▶ **Do this**: Omit every picture and write out the rest of the records exactly.

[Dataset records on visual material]
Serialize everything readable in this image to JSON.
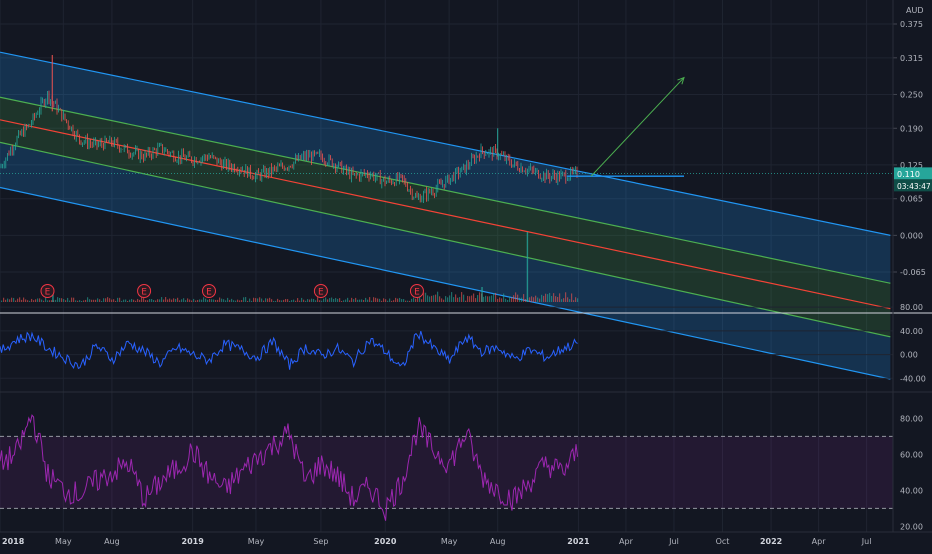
{
  "chart_data": [
    {
      "type": "candlestick",
      "pane": "price",
      "currency_label": "AUD",
      "y_ticks": [
        "0.375",
        "0.315",
        "0.250",
        "0.190",
        "0.125",
        "0.065",
        "0.000",
        "-0.065"
      ],
      "y_tick_values": [
        0.375,
        0.315,
        0.25,
        0.19,
        0.125,
        0.065,
        0.0,
        -0.065
      ],
      "last_price_label": "0.110",
      "last_price": 0.11,
      "countdown_label": "03:43:47",
      "series_points": [
        [
          "2018-01-01",
          0.12
        ],
        [
          "2018-02-01",
          0.17
        ],
        [
          "2018-03-01",
          0.2
        ],
        [
          "2018-04-01",
          0.25
        ],
        [
          "2018-05-01",
          0.21
        ],
        [
          "2018-06-01",
          0.17
        ],
        [
          "2018-07-01",
          0.16
        ],
        [
          "2018-08-01",
          0.165
        ],
        [
          "2018-09-01",
          0.15
        ],
        [
          "2018-10-01",
          0.14
        ],
        [
          "2018-11-01",
          0.155
        ],
        [
          "2018-12-01",
          0.14
        ],
        [
          "2019-01-01",
          0.135
        ],
        [
          "2019-02-01",
          0.14
        ],
        [
          "2019-03-01",
          0.125
        ],
        [
          "2019-04-01",
          0.12
        ],
        [
          "2019-05-01",
          0.105
        ],
        [
          "2019-06-01",
          0.115
        ],
        [
          "2019-07-01",
          0.125
        ],
        [
          "2019-08-01",
          0.14
        ],
        [
          "2019-09-01",
          0.14
        ],
        [
          "2019-10-01",
          0.125
        ],
        [
          "2019-11-01",
          0.105
        ],
        [
          "2019-12-01",
          0.11
        ],
        [
          "2020-01-01",
          0.095
        ],
        [
          "2020-02-01",
          0.1
        ],
        [
          "2020-03-01",
          0.065
        ],
        [
          "2020-04-01",
          0.08
        ],
        [
          "2020-05-01",
          0.1
        ],
        [
          "2020-06-01",
          0.12
        ],
        [
          "2020-07-01",
          0.15
        ],
        [
          "2020-08-01",
          0.145
        ],
        [
          "2020-09-01",
          0.125
        ],
        [
          "2020-10-01",
          0.115
        ],
        [
          "2020-11-01",
          0.105
        ],
        [
          "2020-12-01",
          0.105
        ],
        [
          "2021-01-01",
          0.11
        ]
      ],
      "channel": {
        "start": "2018-01-01",
        "end": "2022-08-15",
        "outer_top": [
          0.325,
          0.0
        ],
        "inner_top": [
          0.245,
          -0.085
        ],
        "median": [
          0.205,
          -0.13
        ],
        "inner_bottom": [
          0.165,
          -0.18
        ],
        "outer_bottom": [
          0.085,
          -0.255
        ]
      },
      "horizontal_line": {
        "start": "2020-12-10",
        "end": "2021-07-20",
        "value": 0.105
      },
      "arrow": {
        "from": [
          "2021-01-25",
          0.105
        ],
        "to": [
          "2021-07-20",
          0.28
        ]
      },
      "earnings_markers": {
        "label": "E",
        "dates": [
          "2018-04-01",
          "2018-10-01",
          "2019-02-01",
          "2019-09-01",
          "2020-03-01"
        ]
      },
      "volume_spike_dates": [
        "2018-04-10",
        "2020-07-01",
        "2020-09-25"
      ]
    },
    {
      "type": "line",
      "pane": "oscillator",
      "y_ticks": [
        "80.00",
        "40.00",
        "0.00",
        "-40.00"
      ],
      "ylim": [
        -48,
        82
      ],
      "values": [
        5,
        25,
        32,
        10,
        -5,
        -20,
        15,
        -8,
        20,
        5,
        -15,
        12,
        0,
        -10,
        18,
        8,
        -5,
        22,
        -18,
        12,
        -2,
        10,
        -12,
        25,
        5,
        -25,
        38,
        10,
        -10,
        30,
        5,
        12,
        -8,
        8,
        -5,
        10,
        20
      ]
    },
    {
      "type": "line",
      "pane": "rsi",
      "y_ticks": [
        "80.00",
        "60.00",
        "40.00",
        "20.00"
      ],
      "ylim": [
        18,
        88
      ],
      "band": [
        30,
        70
      ],
      "values": [
        55,
        60,
        82,
        48,
        40,
        38,
        45,
        50,
        55,
        35,
        45,
        52,
        62,
        48,
        40,
        50,
        58,
        65,
        72,
        45,
        55,
        48,
        35,
        42,
        30,
        45,
        75,
        62,
        55,
        72,
        48,
        40,
        35,
        45,
        55,
        50,
        62
      ]
    },
    {
      "type": "time_axis",
      "date_range": [
        "2018-01-01",
        "2022-08-20"
      ],
      "labels": [
        "2018",
        "May",
        "Aug",
        "2019",
        "May",
        "Sep",
        "2020",
        "May",
        "Aug",
        "2021",
        "Apr",
        "Jul",
        "Oct",
        "2022",
        "Apr",
        "Jul"
      ],
      "label_dates": [
        "2018-01-01",
        "2018-05-01",
        "2018-08-01",
        "2019-01-01",
        "2019-05-01",
        "2019-09-01",
        "2020-01-01",
        "2020-05-01",
        "2020-08-01",
        "2021-01-01",
        "2021-04-01",
        "2021-07-01",
        "2021-10-01",
        "2022-01-01",
        "2022-04-01",
        "2022-07-01"
      ]
    }
  ],
  "colors": {
    "background": "#131722",
    "grid": "#1f2431",
    "axis_text": "#b2b5be",
    "candle_up": "#26a69a",
    "candle_down": "#ef5350",
    "channel_outer": "#2196f3",
    "channel_inner": "#4caf50",
    "channel_median": "#f44336",
    "arrow": "#4caf50",
    "price_tag": "#26a69a",
    "oscillator": "#2962ff",
    "rsi": "#9c27b0",
    "earnings": "#f23645"
  }
}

▶ **Response to the task**:
Serialize everything readable in this image to JSON.
{
  "chart_data": [
    {
      "type": "candlestick",
      "pane": "price",
      "currency_label": "AUD",
      "y_ticks": [
        "0.375",
        "0.315",
        "0.250",
        "0.190",
        "0.125",
        "0.065",
        "0.000",
        "-0.065"
      ],
      "y_tick_values": [
        0.375,
        0.315,
        0.25,
        0.19,
        0.125,
        0.065,
        0.0,
        -0.065
      ],
      "last_price_label": "0.110",
      "last_price": 0.11,
      "countdown_label": "03:43:47",
      "series_points": [
        [
          "2018-01-01",
          0.12
        ],
        [
          "2018-02-01",
          0.17
        ],
        [
          "2018-03-01",
          0.2
        ],
        [
          "2018-04-01",
          0.25
        ],
        [
          "2018-05-01",
          0.21
        ],
        [
          "2018-06-01",
          0.17
        ],
        [
          "2018-07-01",
          0.16
        ],
        [
          "2018-08-01",
          0.165
        ],
        [
          "2018-09-01",
          0.15
        ],
        [
          "2018-10-01",
          0.14
        ],
        [
          "2018-11-01",
          0.155
        ],
        [
          "2018-12-01",
          0.14
        ],
        [
          "2019-01-01",
          0.135
        ],
        [
          "2019-02-01",
          0.14
        ],
        [
          "2019-03-01",
          0.125
        ],
        [
          "2019-04-01",
          0.12
        ],
        [
          "2019-05-01",
          0.105
        ],
        [
          "2019-06-01",
          0.115
        ],
        [
          "2019-07-01",
          0.125
        ],
        [
          "2019-08-01",
          0.14
        ],
        [
          "2019-09-01",
          0.14
        ],
        [
          "2019-10-01",
          0.125
        ],
        [
          "2019-11-01",
          0.105
        ],
        [
          "2019-12-01",
          0.11
        ],
        [
          "2020-01-01",
          0.095
        ],
        [
          "2020-02-01",
          0.1
        ],
        [
          "2020-03-01",
          0.065
        ],
        [
          "2020-04-01",
          0.08
        ],
        [
          "2020-05-01",
          0.1
        ],
        [
          "2020-06-01",
          0.12
        ],
        [
          "2020-07-01",
          0.15
        ],
        [
          "2020-08-01",
          0.145
        ],
        [
          "2020-09-01",
          0.125
        ],
        [
          "2020-10-01",
          0.115
        ],
        [
          "2020-11-01",
          0.105
        ],
        [
          "2020-12-01",
          0.105
        ],
        [
          "2021-01-01",
          0.11
        ]
      ],
      "channel": {
        "start": "2018-01-01",
        "end": "2022-08-15",
        "outer_top": [
          0.325,
          0.0
        ],
        "inner_top": [
          0.245,
          -0.085
        ],
        "median": [
          0.205,
          -0.13
        ],
        "inner_bottom": [
          0.165,
          -0.18
        ],
        "outer_bottom": [
          0.085,
          -0.255
        ]
      },
      "horizontal_line": {
        "start": "2020-12-10",
        "end": "2021-07-20",
        "value": 0.105
      },
      "arrow": {
        "from": [
          "2021-01-25",
          0.105
        ],
        "to": [
          "2021-07-20",
          0.28
        ]
      },
      "earnings_markers": {
        "label": "E",
        "dates": [
          "2018-04-01",
          "2018-10-01",
          "2019-02-01",
          "2019-09-01",
          "2020-03-01"
        ]
      },
      "volume_spike_dates": [
        "2018-04-10",
        "2020-07-01",
        "2020-09-25"
      ]
    },
    {
      "type": "line",
      "pane": "oscillator",
      "y_ticks": [
        "80.00",
        "40.00",
        "0.00",
        "-40.00"
      ],
      "ylim": [
        -48,
        82
      ],
      "values": [
        5,
        25,
        32,
        10,
        -5,
        -20,
        15,
        -8,
        20,
        5,
        -15,
        12,
        0,
        -10,
        18,
        8,
        -5,
        22,
        -18,
        12,
        -2,
        10,
        -12,
        25,
        5,
        -25,
        38,
        10,
        -10,
        30,
        5,
        12,
        -8,
        8,
        -5,
        10,
        20
      ]
    },
    {
      "type": "line",
      "pane": "rsi",
      "y_ticks": [
        "80.00",
        "60.00",
        "40.00",
        "20.00"
      ],
      "ylim": [
        18,
        88
      ],
      "band": [
        30,
        70
      ],
      "values": [
        55,
        60,
        82,
        48,
        40,
        38,
        45,
        50,
        55,
        35,
        45,
        52,
        62,
        48,
        40,
        50,
        58,
        65,
        72,
        45,
        55,
        48,
        35,
        42,
        30,
        45,
        75,
        62,
        55,
        72,
        48,
        40,
        35,
        45,
        55,
        50,
        62
      ]
    },
    {
      "type": "time_axis",
      "date_range": [
        "2018-01-01",
        "2022-08-20"
      ],
      "labels": [
        "2018",
        "May",
        "Aug",
        "2019",
        "May",
        "Sep",
        "2020",
        "May",
        "Aug",
        "2021",
        "Apr",
        "Jul",
        "Oct",
        "2022",
        "Apr",
        "Jul"
      ],
      "label_dates": [
        "2018-01-01",
        "2018-05-01",
        "2018-08-01",
        "2019-01-01",
        "2019-05-01",
        "2019-09-01",
        "2020-01-01",
        "2020-05-01",
        "2020-08-01",
        "2021-01-01",
        "2021-04-01",
        "2021-07-01",
        "2021-10-01",
        "2022-01-01",
        "2022-04-01",
        "2022-07-01"
      ]
    }
  ],
  "colors": {
    "background": "#131722",
    "grid": "#1f2431",
    "axis_text": "#b2b5be",
    "candle_up": "#26a69a",
    "candle_down": "#ef5350",
    "channel_outer": "#2196f3",
    "channel_inner": "#4caf50",
    "channel_median": "#f44336",
    "arrow": "#4caf50",
    "price_tag": "#26a69a",
    "oscillator": "#2962ff",
    "rsi": "#9c27b0",
    "earnings": "#f23645"
  }
}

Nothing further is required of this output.